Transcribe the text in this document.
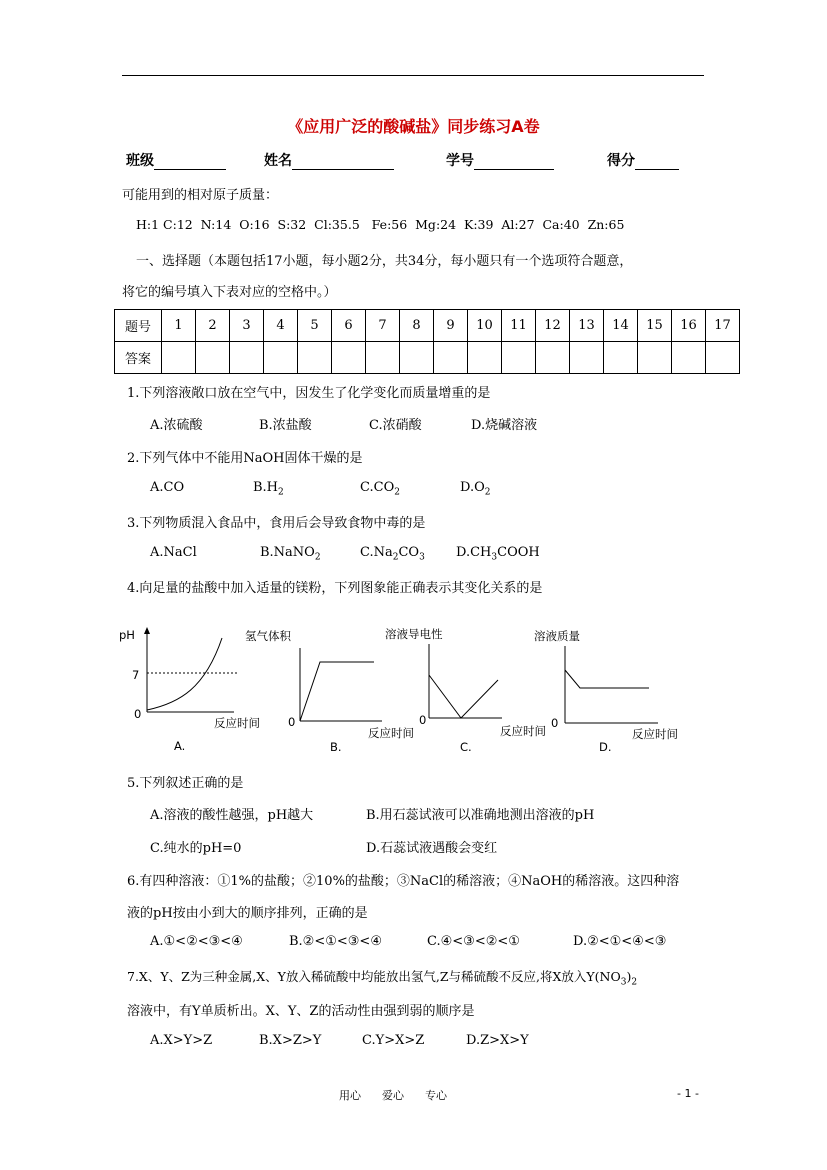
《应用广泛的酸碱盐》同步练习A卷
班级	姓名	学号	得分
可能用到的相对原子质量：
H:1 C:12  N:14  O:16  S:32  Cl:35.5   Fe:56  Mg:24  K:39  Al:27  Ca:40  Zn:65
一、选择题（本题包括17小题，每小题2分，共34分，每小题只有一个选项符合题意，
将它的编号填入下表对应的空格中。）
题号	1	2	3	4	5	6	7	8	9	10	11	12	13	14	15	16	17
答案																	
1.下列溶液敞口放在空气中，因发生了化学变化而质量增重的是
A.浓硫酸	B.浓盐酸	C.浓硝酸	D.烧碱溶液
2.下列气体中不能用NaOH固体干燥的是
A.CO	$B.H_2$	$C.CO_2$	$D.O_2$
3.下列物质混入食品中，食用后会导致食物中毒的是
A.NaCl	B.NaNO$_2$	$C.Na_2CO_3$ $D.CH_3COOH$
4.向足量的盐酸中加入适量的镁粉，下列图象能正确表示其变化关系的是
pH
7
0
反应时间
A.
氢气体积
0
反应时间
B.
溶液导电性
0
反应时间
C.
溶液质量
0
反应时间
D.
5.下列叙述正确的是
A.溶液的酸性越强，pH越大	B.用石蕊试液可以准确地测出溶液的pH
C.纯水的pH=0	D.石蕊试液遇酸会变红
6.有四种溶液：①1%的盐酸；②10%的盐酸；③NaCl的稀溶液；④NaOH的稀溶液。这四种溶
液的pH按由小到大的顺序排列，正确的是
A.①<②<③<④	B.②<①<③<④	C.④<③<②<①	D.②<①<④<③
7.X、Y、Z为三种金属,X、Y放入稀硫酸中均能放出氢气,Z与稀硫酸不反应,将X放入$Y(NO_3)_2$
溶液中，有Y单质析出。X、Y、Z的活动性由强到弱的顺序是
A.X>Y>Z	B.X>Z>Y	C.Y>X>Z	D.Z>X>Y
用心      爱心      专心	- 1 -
════
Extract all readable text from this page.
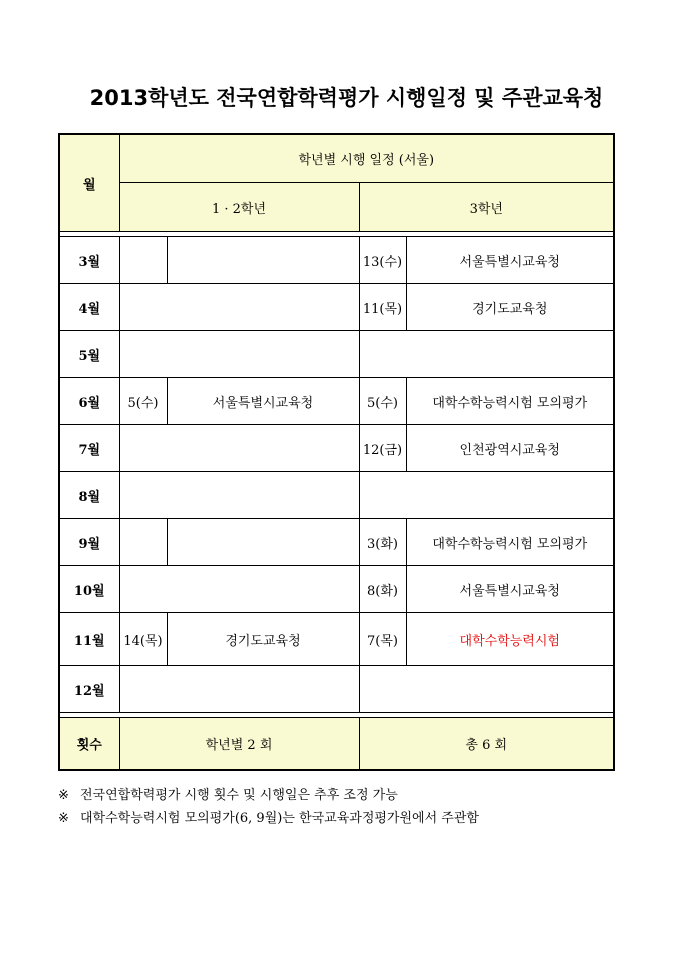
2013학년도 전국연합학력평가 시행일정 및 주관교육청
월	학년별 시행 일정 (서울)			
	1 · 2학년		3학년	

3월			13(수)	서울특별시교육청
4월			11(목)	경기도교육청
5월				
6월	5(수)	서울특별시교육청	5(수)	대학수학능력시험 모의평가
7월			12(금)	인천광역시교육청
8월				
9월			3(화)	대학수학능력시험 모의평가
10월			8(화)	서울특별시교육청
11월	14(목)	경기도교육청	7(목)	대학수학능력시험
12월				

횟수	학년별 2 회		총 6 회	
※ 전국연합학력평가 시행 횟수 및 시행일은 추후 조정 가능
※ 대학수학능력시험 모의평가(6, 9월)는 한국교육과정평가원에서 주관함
════
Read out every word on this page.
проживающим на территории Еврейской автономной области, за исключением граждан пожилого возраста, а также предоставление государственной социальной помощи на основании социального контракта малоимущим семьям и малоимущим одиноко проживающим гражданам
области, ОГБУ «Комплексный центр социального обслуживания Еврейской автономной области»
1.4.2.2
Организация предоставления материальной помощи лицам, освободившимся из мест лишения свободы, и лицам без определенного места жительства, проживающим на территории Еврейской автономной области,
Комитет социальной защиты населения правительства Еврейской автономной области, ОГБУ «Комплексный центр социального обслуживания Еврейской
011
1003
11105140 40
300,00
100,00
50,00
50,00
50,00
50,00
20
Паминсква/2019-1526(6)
════
• [Written instruction]
Pick out the lines containing the string "автономной".

• [Task result]
проживающим на территории Еврейской автономной области, за исключением граждан пожилого возраста, а также предоставление государственной социальной помощи на основании социального контракта малоимущим семьям и малоимущим одиноко проживающим гражданам
области, ОГБУ «Комплексный центр социального обслуживания Еврейской автономной области»
Организация предоставления материальной помощи лицам, освободившимся из мест лишения свободы, и лицам без определенного места жительства, проживающим на территории Еврейской автономной области,
Комитет социальной защиты населения правительства Еврейской автономной области, ОГБУ «Комплексный центр социального обслуживания Еврейской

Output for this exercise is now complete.